» **Work instructions**
Every line below that includes "photo" counts toward the total. Report that total alone.

Dataset excerpts
◇ ◇ ◇ ◇

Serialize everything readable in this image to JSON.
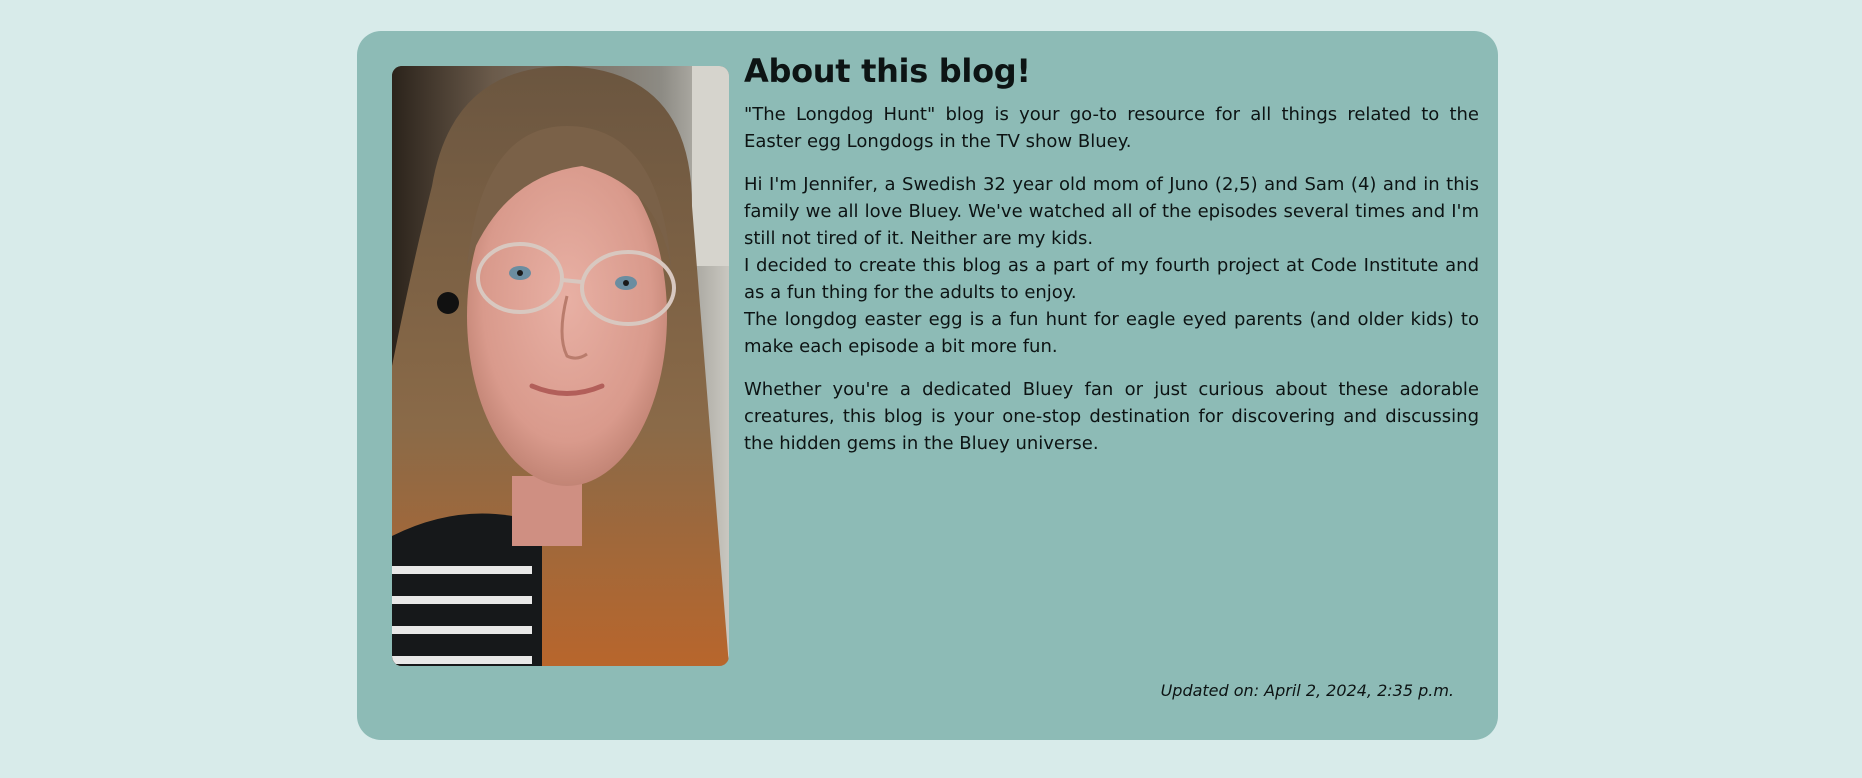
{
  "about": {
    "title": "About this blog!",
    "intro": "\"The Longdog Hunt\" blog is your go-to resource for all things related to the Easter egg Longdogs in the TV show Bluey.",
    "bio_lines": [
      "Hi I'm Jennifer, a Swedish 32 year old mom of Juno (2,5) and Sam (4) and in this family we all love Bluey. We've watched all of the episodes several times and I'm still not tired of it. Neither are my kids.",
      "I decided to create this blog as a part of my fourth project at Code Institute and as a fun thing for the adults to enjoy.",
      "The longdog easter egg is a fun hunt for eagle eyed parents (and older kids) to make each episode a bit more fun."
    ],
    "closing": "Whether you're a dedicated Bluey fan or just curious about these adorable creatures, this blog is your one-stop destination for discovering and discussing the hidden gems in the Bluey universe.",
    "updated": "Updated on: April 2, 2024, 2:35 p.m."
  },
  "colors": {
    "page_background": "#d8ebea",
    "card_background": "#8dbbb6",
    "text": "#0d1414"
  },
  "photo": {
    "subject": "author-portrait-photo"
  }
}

◇ ◇ ◇ ◇

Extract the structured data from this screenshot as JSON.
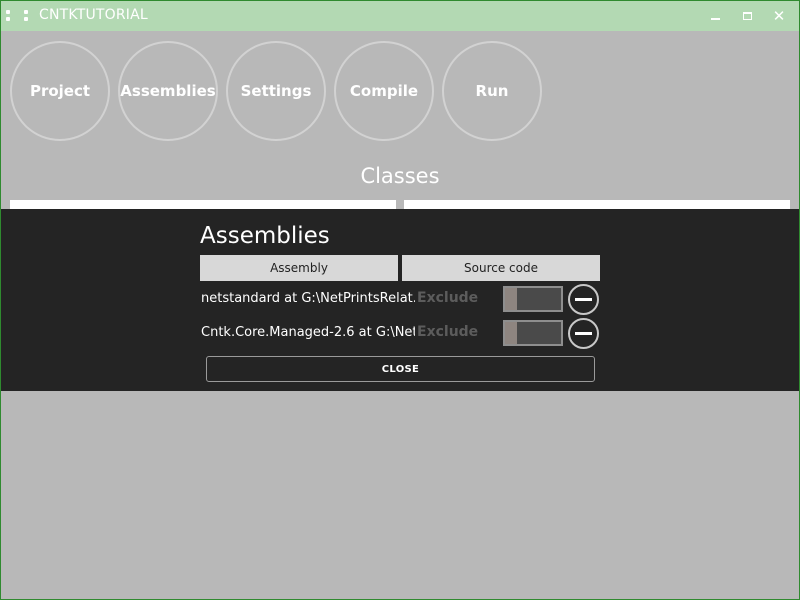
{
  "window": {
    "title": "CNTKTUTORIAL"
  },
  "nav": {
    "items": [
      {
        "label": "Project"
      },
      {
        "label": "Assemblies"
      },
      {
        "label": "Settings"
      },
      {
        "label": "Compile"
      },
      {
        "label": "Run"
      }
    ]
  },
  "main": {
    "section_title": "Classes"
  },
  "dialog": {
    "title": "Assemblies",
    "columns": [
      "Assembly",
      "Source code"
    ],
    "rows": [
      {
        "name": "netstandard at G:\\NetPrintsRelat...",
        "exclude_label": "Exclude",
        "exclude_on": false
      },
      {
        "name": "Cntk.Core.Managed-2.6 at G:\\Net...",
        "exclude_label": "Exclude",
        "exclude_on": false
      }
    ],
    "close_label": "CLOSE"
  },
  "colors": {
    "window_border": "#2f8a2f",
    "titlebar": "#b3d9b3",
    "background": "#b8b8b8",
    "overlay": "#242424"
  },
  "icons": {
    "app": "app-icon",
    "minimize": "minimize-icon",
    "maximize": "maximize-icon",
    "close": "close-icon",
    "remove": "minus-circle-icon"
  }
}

◇ ◇ ◇ ◇

» **Answer to the problem**
2